[What is expected]: Each line of the material below that holds the word "Efficiency" needs to be copied.

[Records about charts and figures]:
[start]
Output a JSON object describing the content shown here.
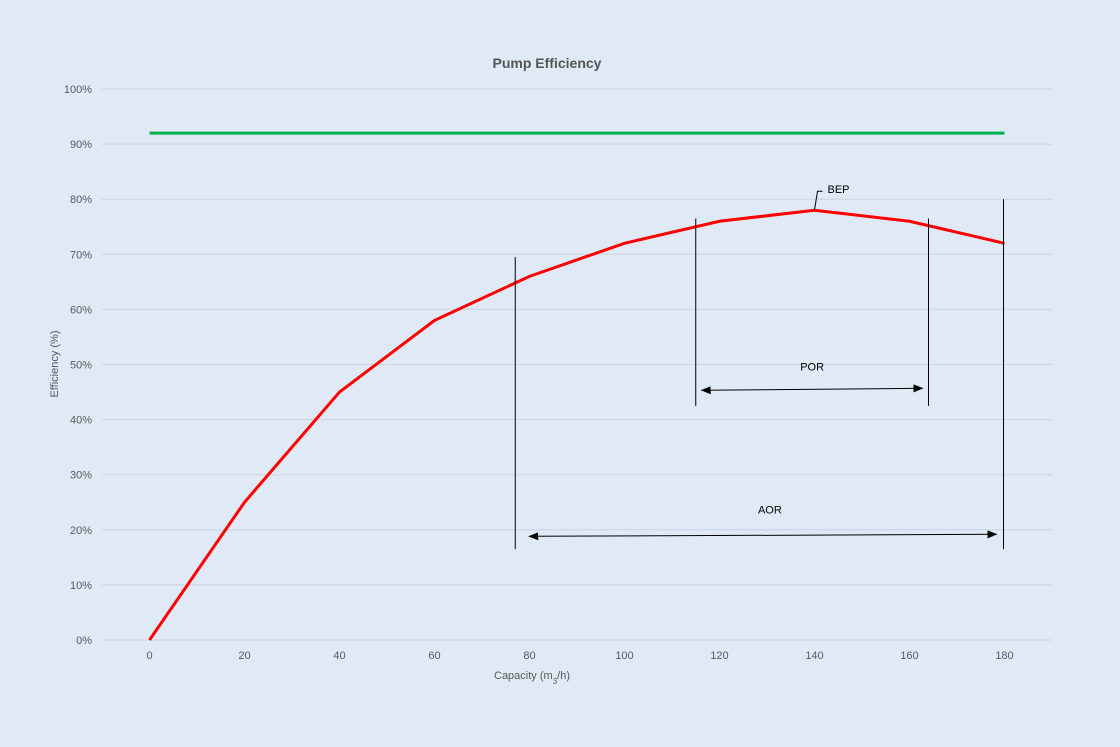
{
  "chart_data": {
    "type": "line",
    "title": "Pump Efficiency",
    "xlabel_parts": {
      "prefix": "Capacity (m",
      "sub": "3",
      "suffix": "/h)"
    },
    "ylabel": "Efficiency (%)",
    "x_ticks": [
      "0",
      "20",
      "40",
      "60",
      "80",
      "100",
      "120",
      "140",
      "160",
      "180"
    ],
    "y_ticks": [
      "0%",
      "10%",
      "20%",
      "30%",
      "40%",
      "50%",
      "60%",
      "70%",
      "80%",
      "90%",
      "100%"
    ],
    "xlim": [
      -10,
      190
    ],
    "ylim": [
      0,
      100
    ],
    "grid": "horizontal",
    "series": [
      {
        "x": [
          0,
          20,
          40,
          60,
          80,
          100,
          120,
          140,
          160,
          180
        ],
        "values": [
          0,
          25,
          45,
          58,
          66,
          72,
          76,
          78,
          76,
          72
        ],
        "color": "#ff0000"
      },
      {
        "x": [
          0,
          180
        ],
        "values": [
          92,
          92
        ],
        "color": "#00b050"
      }
    ],
    "annotations": {
      "bep": {
        "label": "BEP",
        "x": 140,
        "y": 78
      },
      "por": {
        "label": "POR",
        "x_start": 115,
        "x_end": 164,
        "arrow_y": 45.5,
        "line_top": 76.5,
        "line_bottom": 42.5
      },
      "aor": {
        "label": "AOR",
        "x_start": 77,
        "x_end": 180,
        "arrow_y": 19,
        "line_left_top": 69.5,
        "line_right_top": 80,
        "line_bottom": 16.5
      }
    }
  }
}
[end]
[Final result]:
    "title": "Pump Efficiency",
    "ylabel": "Efficiency (%)",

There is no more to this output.